### GOAL:
Write the data out again, exactly as given.

[Figure dataset records]
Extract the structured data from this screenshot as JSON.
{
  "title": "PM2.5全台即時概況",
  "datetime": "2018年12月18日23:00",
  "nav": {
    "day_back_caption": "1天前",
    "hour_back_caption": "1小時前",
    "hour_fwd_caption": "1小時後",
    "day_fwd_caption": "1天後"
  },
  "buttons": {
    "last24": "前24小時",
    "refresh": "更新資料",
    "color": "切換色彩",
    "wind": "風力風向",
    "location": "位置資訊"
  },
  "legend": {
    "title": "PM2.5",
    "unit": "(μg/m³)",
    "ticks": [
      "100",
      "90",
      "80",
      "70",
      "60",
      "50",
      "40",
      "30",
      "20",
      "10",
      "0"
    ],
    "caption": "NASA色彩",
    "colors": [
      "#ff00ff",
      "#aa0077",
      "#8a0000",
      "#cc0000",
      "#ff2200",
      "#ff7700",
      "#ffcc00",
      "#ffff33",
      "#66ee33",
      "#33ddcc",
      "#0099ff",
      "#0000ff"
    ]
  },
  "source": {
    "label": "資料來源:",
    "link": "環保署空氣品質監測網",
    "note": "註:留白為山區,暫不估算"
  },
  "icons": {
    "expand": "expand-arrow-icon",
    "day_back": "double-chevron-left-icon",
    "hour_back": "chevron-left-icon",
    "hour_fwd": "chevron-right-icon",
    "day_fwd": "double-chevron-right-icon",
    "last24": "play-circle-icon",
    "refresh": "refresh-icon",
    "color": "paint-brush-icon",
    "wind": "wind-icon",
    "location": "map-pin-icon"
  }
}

### ANSWER:
Extract the structured data from this screenshot as JSON.
{
  "title": "PM2.5全台即時概況",
  "datetime": "2018年12月18日23:00",
  "nav": {
    "day_back_caption": "1天前",
    "hour_back_caption": "1小時前",
    "hour_fwd_caption": "1小時後",
    "day_fwd_caption": "1天後"
  },
  "buttons": {
    "last24": "前24小時",
    "refresh": "更新資料",
    "color": "切換色彩",
    "wind": "風力風向",
    "location": "位置資訊"
  },
  "legend": {
    "title": "PM2.5",
    "unit": "(μg/m³)",
    "ticks": [
      "100",
      "90",
      "80",
      "70",
      "60",
      "50",
      "40",
      "30",
      "20",
      "10",
      "0"
    ],
    "caption": "NASA色彩",
    "colors": [
      "#ff00ff",
      "#aa0077",
      "#8a0000",
      "#cc0000",
      "#ff2200",
      "#ff7700",
      "#ffcc00",
      "#ffff33",
      "#66ee33",
      "#33ddcc",
      "#0099ff",
      "#0000ff"
    ]
  },
  "source": {
    "label": "資料來源:",
    "link": "環保署空氣品質監測網",
    "note": "註:留白為山區,暫不估算"
  },
  "icons": {
    "expand": "expand-arrow-icon",
    "day_back": "double-chevron-left-icon",
    "hour_back": "chevron-left-icon",
    "hour_fwd": "chevron-right-icon",
    "day_fwd": "double-chevron-right-icon",
    "last24": "play-circle-icon",
    "refresh": "refresh-icon",
    "color": "paint-brush-icon",
    "wind": "wind-icon",
    "location": "map-pin-icon"
  }
}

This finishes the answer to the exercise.